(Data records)
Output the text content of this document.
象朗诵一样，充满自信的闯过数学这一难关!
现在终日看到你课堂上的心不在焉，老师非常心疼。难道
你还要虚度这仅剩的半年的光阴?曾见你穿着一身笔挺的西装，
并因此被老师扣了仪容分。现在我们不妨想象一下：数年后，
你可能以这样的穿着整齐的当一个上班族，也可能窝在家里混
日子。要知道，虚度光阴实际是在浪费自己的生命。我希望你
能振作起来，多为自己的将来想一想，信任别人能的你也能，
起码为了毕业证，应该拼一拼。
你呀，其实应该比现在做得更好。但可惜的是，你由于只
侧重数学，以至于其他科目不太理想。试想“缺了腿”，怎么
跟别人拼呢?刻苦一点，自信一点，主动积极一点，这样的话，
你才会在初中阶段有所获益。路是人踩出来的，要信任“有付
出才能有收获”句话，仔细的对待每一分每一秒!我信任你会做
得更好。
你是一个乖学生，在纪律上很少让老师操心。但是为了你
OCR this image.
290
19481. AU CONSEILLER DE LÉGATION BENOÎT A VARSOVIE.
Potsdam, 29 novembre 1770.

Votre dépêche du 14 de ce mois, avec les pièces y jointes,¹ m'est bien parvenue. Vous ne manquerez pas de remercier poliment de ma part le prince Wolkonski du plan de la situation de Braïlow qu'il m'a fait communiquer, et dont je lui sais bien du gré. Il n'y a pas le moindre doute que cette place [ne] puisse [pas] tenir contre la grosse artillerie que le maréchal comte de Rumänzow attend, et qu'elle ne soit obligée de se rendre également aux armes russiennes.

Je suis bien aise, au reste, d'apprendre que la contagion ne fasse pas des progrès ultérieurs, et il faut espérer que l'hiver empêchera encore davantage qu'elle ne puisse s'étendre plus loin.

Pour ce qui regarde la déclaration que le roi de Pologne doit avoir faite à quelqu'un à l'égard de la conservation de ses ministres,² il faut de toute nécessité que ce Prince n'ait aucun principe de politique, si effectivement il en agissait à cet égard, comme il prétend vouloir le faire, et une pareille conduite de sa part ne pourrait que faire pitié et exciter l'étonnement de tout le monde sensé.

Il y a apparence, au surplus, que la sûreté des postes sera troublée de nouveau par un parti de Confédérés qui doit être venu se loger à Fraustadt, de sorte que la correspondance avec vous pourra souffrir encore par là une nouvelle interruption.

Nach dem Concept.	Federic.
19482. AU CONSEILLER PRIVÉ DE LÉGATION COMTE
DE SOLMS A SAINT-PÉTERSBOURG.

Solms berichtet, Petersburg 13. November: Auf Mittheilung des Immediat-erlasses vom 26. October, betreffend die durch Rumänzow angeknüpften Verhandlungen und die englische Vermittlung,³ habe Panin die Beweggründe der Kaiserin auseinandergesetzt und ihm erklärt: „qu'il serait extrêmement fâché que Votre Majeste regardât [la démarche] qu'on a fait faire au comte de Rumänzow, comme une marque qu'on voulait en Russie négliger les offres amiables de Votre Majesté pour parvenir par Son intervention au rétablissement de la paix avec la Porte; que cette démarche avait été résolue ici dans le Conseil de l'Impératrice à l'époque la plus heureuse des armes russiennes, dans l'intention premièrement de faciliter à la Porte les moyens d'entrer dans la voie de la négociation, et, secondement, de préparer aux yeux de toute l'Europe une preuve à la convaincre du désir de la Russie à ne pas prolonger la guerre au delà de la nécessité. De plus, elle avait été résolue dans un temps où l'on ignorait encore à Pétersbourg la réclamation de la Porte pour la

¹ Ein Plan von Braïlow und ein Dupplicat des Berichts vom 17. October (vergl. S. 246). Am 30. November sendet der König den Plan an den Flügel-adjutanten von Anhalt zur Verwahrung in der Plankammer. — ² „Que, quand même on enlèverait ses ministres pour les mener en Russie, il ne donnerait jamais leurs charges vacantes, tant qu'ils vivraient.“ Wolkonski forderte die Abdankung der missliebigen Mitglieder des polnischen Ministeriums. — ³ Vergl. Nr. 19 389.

(THE REQUEST)
Of the lines in this data, how many contain "ministres"? Reply with only the number.

(ANSWER TO THIS TASK)
2